* [WRITTEN PROBLEM]: Copy each line of the data below exactly, leaving out pictures.

* [DATA FOR PROCESSING]:
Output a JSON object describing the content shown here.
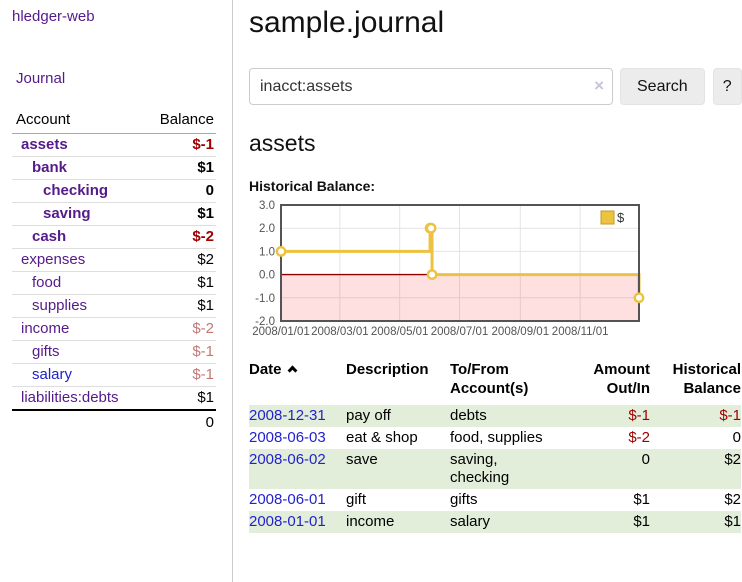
{
  "app": {
    "brand": "hledger-web",
    "nav_journal": "Journal"
  },
  "header": {
    "title": "sample.journal"
  },
  "search": {
    "value": "inacct:assets",
    "clear_icon": "×",
    "search_label": "Search",
    "help_label": "?"
  },
  "account_page": {
    "title": "assets",
    "chart_label": "Historical Balance:"
  },
  "sidebar": {
    "accounts": {
      "headers": {
        "account": "Account",
        "balance": "Balance"
      },
      "rows": [
        {
          "name": "assets",
          "indent": 1,
          "bold": true,
          "balance": "$-1",
          "tone": "neg",
          "link": "purple"
        },
        {
          "name": "bank",
          "indent": 2,
          "bold": true,
          "balance": "$1",
          "tone": "plain",
          "link": "purple"
        },
        {
          "name": "checking",
          "indent": 3,
          "bold": true,
          "balance": "0",
          "tone": "plain",
          "link": "purple"
        },
        {
          "name": "saving",
          "indent": 3,
          "bold": true,
          "balance": "$1",
          "tone": "plain",
          "link": "purple"
        },
        {
          "name": "cash",
          "indent": 2,
          "bold": true,
          "balance": "$-2",
          "tone": "neg",
          "link": "purple"
        },
        {
          "name": "expenses",
          "indent": 1,
          "bold": false,
          "balance": "$2",
          "tone": "plain",
          "link": "purple"
        },
        {
          "name": "food",
          "indent": 2,
          "bold": false,
          "balance": "$1",
          "tone": "plain",
          "link": "purple"
        },
        {
          "name": "supplies",
          "indent": 2,
          "bold": false,
          "balance": "$1",
          "tone": "plain",
          "link": "purple"
        },
        {
          "name": "income",
          "indent": 1,
          "bold": false,
          "balance": "$-2",
          "tone": "negsoft",
          "link": "purple"
        },
        {
          "name": "gifts",
          "indent": 2,
          "bold": false,
          "balance": "$-1",
          "tone": "negsoft",
          "link": "purple"
        },
        {
          "name": "salary",
          "indent": 2,
          "bold": false,
          "balance": "$-1",
          "tone": "negsoft",
          "link": "blue"
        },
        {
          "name": "liabilities:debts",
          "indent": 1,
          "bold": false,
          "balance": "$1",
          "tone": "plain",
          "link": "purple"
        }
      ],
      "total": "0"
    }
  },
  "chart_data": {
    "type": "line",
    "step": true,
    "title": "Historical Balance:",
    "x_range": [
      "2008-01-01",
      "2008-12-31"
    ],
    "x_ticks": [
      "2008/01/01",
      "2008/03/01",
      "2008/05/01",
      "2008/07/01",
      "2008/09/01",
      "2008/11/01"
    ],
    "y_ticks": [
      "3.0",
      "2.0",
      "1.0",
      "0.0",
      "-1.0",
      "-2.0"
    ],
    "ylim": [
      -2,
      3
    ],
    "grid": true,
    "legend": {
      "label": "$",
      "position": "top-right"
    },
    "series": [
      {
        "name": "$",
        "color": "#edc240",
        "points": [
          [
            "2008-01-01",
            1
          ],
          [
            "2008-06-01",
            2
          ],
          [
            "2008-06-02",
            2
          ],
          [
            "2008-06-03",
            0
          ],
          [
            "2008-12-31",
            -1
          ]
        ]
      }
    ],
    "negative_region": true
  },
  "register": {
    "columns": [
      {
        "line1": "Date",
        "line2": "",
        "sort": "ascending"
      },
      {
        "line1": "Description",
        "line2": ""
      },
      {
        "line1": "To/From",
        "line2": "Account(s)"
      },
      {
        "line1": "Amount",
        "line2": "Out/In",
        "align": "right"
      },
      {
        "line1": "Historical",
        "line2": "Balance",
        "align": "right"
      }
    ],
    "rows": [
      {
        "date": "2008-12-31",
        "description": "pay off",
        "accounts": "debts",
        "amount": "$-1",
        "amount_tone": "neg",
        "balance": "$-1",
        "balance_tone": "neg"
      },
      {
        "date": "2008-06-03",
        "description": "eat & shop",
        "accounts": "food, supplies",
        "amount": "$-2",
        "amount_tone": "neg",
        "balance": "0",
        "balance_tone": "plain"
      },
      {
        "date": "2008-06-02",
        "description": "save",
        "accounts": "saving, checking",
        "amount": "0",
        "amount_tone": "plain",
        "balance": "$2",
        "balance_tone": "plain"
      },
      {
        "date": "2008-06-01",
        "description": "gift",
        "accounts": "gifts",
        "amount": "$1",
        "amount_tone": "plain",
        "balance": "$2",
        "balance_tone": "plain"
      },
      {
        "date": "2008-01-01",
        "description": "income",
        "accounts": "salary",
        "amount": "$1",
        "amount_tone": "plain",
        "balance": "$1",
        "balance_tone": "plain"
      }
    ]
  },
  "colors": {
    "link_purple": "#551a8b",
    "link_blue": "#2222cc",
    "negative_strong": "#a00000",
    "negative_soft": "#c47777",
    "row_stripe_green": "#e2eeda",
    "chart_series_gold": "#edc240",
    "chart_negative_fill": "rgba(255,0,0,0.12)",
    "chart_zero_line": "#8b0000",
    "chart_border": "#545454",
    "chart_tick_text": "#545454",
    "chart_gridline": "#e4e4e4"
  }
}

* [EXERCISE RESPONSE]:
Output a JSON object describing the content shown here.
{
  "app": {
    "brand": "hledger-web",
    "nav_journal": "Journal"
  },
  "header": {
    "title": "sample.journal"
  },
  "search": {
    "value": "inacct:assets",
    "clear_icon": "×",
    "search_label": "Search",
    "help_label": "?"
  },
  "account_page": {
    "title": "assets",
    "chart_label": "Historical Balance:"
  },
  "sidebar": {
    "accounts": {
      "headers": {
        "account": "Account",
        "balance": "Balance"
      },
      "rows": [
        {
          "name": "assets",
          "indent": 1,
          "bold": true,
          "balance": "$-1",
          "tone": "neg",
          "link": "purple"
        },
        {
          "name": "bank",
          "indent": 2,
          "bold": true,
          "balance": "$1",
          "tone": "plain",
          "link": "purple"
        },
        {
          "name": "checking",
          "indent": 3,
          "bold": true,
          "balance": "0",
          "tone": "plain",
          "link": "purple"
        },
        {
          "name": "saving",
          "indent": 3,
          "bold": true,
          "balance": "$1",
          "tone": "plain",
          "link": "purple"
        },
        {
          "name": "cash",
          "indent": 2,
          "bold": true,
          "balance": "$-2",
          "tone": "neg",
          "link": "purple"
        },
        {
          "name": "expenses",
          "indent": 1,
          "bold": false,
          "balance": "$2",
          "tone": "plain",
          "link": "purple"
        },
        {
          "name": "food",
          "indent": 2,
          "bold": false,
          "balance": "$1",
          "tone": "plain",
          "link": "purple"
        },
        {
          "name": "supplies",
          "indent": 2,
          "bold": false,
          "balance": "$1",
          "tone": "plain",
          "link": "purple"
        },
        {
          "name": "income",
          "indent": 1,
          "bold": false,
          "balance": "$-2",
          "tone": "negsoft",
          "link": "purple"
        },
        {
          "name": "gifts",
          "indent": 2,
          "bold": false,
          "balance": "$-1",
          "tone": "negsoft",
          "link": "purple"
        },
        {
          "name": "salary",
          "indent": 2,
          "bold": false,
          "balance": "$-1",
          "tone": "negsoft",
          "link": "blue"
        },
        {
          "name": "liabilities:debts",
          "indent": 1,
          "bold": false,
          "balance": "$1",
          "tone": "plain",
          "link": "purple"
        }
      ],
      "total": "0"
    }
  },
  "chart_data": {
    "type": "line",
    "step": true,
    "title": "Historical Balance:",
    "x_range": [
      "2008-01-01",
      "2008-12-31"
    ],
    "x_ticks": [
      "2008/01/01",
      "2008/03/01",
      "2008/05/01",
      "2008/07/01",
      "2008/09/01",
      "2008/11/01"
    ],
    "y_ticks": [
      "3.0",
      "2.0",
      "1.0",
      "0.0",
      "-1.0",
      "-2.0"
    ],
    "ylim": [
      -2,
      3
    ],
    "grid": true,
    "legend": {
      "label": "$",
      "position": "top-right"
    },
    "series": [
      {
        "name": "$",
        "color": "#edc240",
        "points": [
          [
            "2008-01-01",
            1
          ],
          [
            "2008-06-01",
            2
          ],
          [
            "2008-06-02",
            2
          ],
          [
            "2008-06-03",
            0
          ],
          [
            "2008-12-31",
            -1
          ]
        ]
      }
    ],
    "negative_region": true
  },
  "register": {
    "columns": [
      {
        "line1": "Date",
        "line2": "",
        "sort": "ascending"
      },
      {
        "line1": "Description",
        "line2": ""
      },
      {
        "line1": "To/From",
        "line2": "Account(s)"
      },
      {
        "line1": "Amount",
        "line2": "Out/In",
        "align": "right"
      },
      {
        "line1": "Historical",
        "line2": "Balance",
        "align": "right"
      }
    ],
    "rows": [
      {
        "date": "2008-12-31",
        "description": "pay off",
        "accounts": "debts",
        "amount": "$-1",
        "amount_tone": "neg",
        "balance": "$-1",
        "balance_tone": "neg"
      },
      {
        "date": "2008-06-03",
        "description": "eat & shop",
        "accounts": "food, supplies",
        "amount": "$-2",
        "amount_tone": "neg",
        "balance": "0",
        "balance_tone": "plain"
      },
      {
        "date": "2008-06-02",
        "description": "save",
        "accounts": "saving, checking",
        "amount": "0",
        "amount_tone": "plain",
        "balance": "$2",
        "balance_tone": "plain"
      },
      {
        "date": "2008-06-01",
        "description": "gift",
        "accounts": "gifts",
        "amount": "$1",
        "amount_tone": "plain",
        "balance": "$2",
        "balance_tone": "plain"
      },
      {
        "date": "2008-01-01",
        "description": "income",
        "accounts": "salary",
        "amount": "$1",
        "amount_tone": "plain",
        "balance": "$1",
        "balance_tone": "plain"
      }
    ]
  },
  "colors": {
    "link_purple": "#551a8b",
    "link_blue": "#2222cc",
    "negative_strong": "#a00000",
    "negative_soft": "#c47777",
    "row_stripe_green": "#e2eeda",
    "chart_series_gold": "#edc240",
    "chart_negative_fill": "rgba(255,0,0,0.12)",
    "chart_zero_line": "#8b0000",
    "chart_border": "#545454",
    "chart_tick_text": "#545454",
    "chart_gridline": "#e4e4e4"
  }
}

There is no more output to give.